» **Data shown**:
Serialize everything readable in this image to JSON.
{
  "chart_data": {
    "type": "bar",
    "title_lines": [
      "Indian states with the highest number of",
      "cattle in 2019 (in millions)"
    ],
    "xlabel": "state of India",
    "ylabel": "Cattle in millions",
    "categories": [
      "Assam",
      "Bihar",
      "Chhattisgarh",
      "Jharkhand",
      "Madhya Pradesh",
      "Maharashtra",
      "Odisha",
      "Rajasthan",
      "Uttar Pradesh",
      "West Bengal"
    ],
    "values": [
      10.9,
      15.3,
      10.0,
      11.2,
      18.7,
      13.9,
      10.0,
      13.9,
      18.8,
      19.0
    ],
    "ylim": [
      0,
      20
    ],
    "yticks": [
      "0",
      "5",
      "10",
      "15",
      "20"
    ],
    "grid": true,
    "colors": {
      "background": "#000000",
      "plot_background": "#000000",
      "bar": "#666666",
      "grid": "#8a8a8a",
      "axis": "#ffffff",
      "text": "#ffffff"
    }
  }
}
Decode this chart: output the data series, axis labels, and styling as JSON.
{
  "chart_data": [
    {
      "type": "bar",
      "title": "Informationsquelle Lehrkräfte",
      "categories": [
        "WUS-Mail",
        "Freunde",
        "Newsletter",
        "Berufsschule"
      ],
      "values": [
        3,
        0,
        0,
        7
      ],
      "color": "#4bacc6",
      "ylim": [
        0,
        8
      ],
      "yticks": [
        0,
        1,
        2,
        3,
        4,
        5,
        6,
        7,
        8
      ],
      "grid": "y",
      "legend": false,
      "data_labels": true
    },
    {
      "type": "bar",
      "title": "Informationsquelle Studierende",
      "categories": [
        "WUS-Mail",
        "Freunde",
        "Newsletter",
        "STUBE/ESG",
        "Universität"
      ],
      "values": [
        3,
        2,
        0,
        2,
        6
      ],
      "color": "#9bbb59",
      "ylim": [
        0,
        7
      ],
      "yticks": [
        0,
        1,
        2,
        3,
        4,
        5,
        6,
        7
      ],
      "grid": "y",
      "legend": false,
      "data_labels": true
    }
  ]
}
* * *
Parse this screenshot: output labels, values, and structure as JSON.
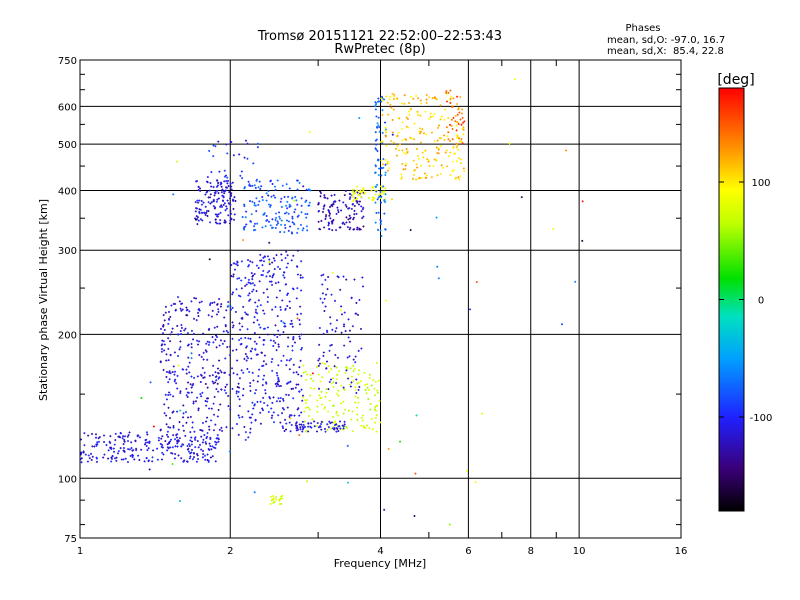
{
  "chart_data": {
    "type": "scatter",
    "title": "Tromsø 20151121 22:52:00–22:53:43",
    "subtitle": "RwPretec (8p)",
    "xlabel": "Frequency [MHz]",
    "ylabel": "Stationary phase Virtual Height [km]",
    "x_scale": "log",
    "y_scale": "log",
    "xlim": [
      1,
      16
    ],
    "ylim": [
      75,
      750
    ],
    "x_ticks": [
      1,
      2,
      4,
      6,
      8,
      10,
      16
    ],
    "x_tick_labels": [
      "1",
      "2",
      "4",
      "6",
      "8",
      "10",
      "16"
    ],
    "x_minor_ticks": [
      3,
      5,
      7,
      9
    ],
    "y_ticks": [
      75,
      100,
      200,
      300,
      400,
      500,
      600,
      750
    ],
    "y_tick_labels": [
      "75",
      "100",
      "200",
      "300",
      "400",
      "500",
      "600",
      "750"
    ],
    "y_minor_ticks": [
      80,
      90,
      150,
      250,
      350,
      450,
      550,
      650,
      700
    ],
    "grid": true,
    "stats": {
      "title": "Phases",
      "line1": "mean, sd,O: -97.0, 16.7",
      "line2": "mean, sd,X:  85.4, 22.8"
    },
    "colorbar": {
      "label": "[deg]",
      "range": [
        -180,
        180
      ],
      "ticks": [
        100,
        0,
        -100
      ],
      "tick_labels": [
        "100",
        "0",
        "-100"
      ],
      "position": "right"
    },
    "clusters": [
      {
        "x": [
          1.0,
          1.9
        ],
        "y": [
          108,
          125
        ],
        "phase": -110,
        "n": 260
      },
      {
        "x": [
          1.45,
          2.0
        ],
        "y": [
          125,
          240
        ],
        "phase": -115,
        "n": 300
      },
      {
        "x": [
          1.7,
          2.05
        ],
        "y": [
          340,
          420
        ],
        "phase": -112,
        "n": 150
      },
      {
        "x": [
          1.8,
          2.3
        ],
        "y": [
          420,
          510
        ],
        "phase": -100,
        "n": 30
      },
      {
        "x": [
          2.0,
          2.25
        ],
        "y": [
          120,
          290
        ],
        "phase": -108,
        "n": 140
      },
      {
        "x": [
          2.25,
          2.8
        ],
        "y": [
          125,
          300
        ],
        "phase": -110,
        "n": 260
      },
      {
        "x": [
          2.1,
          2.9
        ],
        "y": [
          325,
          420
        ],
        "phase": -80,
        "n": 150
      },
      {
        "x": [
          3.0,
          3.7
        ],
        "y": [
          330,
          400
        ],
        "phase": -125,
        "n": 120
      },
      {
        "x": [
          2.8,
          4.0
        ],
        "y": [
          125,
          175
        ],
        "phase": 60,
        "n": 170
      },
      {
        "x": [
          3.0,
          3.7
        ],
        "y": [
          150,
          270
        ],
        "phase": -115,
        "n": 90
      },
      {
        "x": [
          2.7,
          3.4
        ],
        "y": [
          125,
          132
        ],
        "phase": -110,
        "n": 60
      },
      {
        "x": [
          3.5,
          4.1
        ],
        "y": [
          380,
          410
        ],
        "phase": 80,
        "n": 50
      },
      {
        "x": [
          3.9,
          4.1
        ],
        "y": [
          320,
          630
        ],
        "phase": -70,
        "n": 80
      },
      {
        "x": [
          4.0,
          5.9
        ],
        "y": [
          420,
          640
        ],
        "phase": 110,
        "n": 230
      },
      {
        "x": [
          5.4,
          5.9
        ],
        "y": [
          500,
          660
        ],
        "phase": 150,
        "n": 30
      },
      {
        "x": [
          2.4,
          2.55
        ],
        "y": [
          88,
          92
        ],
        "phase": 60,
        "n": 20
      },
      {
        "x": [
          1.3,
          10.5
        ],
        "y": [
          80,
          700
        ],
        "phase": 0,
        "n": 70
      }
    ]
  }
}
--
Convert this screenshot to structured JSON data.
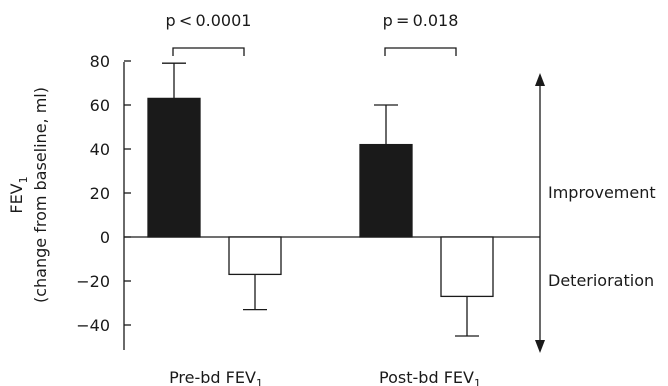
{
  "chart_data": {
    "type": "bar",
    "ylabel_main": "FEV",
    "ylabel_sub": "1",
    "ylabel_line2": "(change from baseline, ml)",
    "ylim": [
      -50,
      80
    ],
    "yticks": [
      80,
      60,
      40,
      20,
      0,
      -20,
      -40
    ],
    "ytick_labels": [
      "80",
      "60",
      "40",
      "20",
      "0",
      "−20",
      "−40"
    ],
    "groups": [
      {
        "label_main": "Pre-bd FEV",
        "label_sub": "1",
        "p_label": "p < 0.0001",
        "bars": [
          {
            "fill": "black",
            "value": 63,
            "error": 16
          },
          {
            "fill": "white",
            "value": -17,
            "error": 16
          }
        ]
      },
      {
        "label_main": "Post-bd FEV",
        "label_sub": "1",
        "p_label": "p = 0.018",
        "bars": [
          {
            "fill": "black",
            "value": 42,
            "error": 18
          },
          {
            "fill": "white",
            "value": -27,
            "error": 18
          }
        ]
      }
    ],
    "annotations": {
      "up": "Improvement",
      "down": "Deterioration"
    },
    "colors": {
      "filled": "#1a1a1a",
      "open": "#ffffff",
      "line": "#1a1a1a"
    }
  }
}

» **Directions**: Search the listing for the string "mean". Copy each line where it turns up.

» **Written response**:
      "line1": "mean, sd,O: -97.0, 16.7",
      "line2": "mean, sd,X:  85.4, 22.8"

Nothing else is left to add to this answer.